<<<<

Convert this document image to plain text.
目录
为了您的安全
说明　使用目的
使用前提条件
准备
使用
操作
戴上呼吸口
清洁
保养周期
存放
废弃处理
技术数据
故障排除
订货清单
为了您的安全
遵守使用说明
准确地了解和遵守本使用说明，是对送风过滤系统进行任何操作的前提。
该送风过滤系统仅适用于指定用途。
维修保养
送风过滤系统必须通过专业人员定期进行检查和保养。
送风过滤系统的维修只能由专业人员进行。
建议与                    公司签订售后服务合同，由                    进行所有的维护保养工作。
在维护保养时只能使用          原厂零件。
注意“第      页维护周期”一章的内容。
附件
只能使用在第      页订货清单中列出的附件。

>>>>

Print the material above once more, exactly.

Convert this document image to plain text.
目录
为了您的安全
说明　使用目的
使用前提条件
准备
使用
操作
戴上呼吸口
清洁
保养周期
存放
废弃处理
技术数据
故障排除
订货清单
为了您的安全
遵守使用说明
准确地了解和遵守本使用说明，是对送风过滤系统进行任何操作的前提。
该送风过滤系统仅适用于指定用途。
维修保养
送风过滤系统必须通过专业人员定期进行检查和保养。
送风过滤系统的维修只能由专业人员进行。
建议与                    公司签订售后服务合同，由                    进行所有的维护保养工作。
在维护保养时只能使用          原厂零件。
注意“第      页维护周期”一章的内容。
附件
只能使用在第      页订货清单中列出的附件。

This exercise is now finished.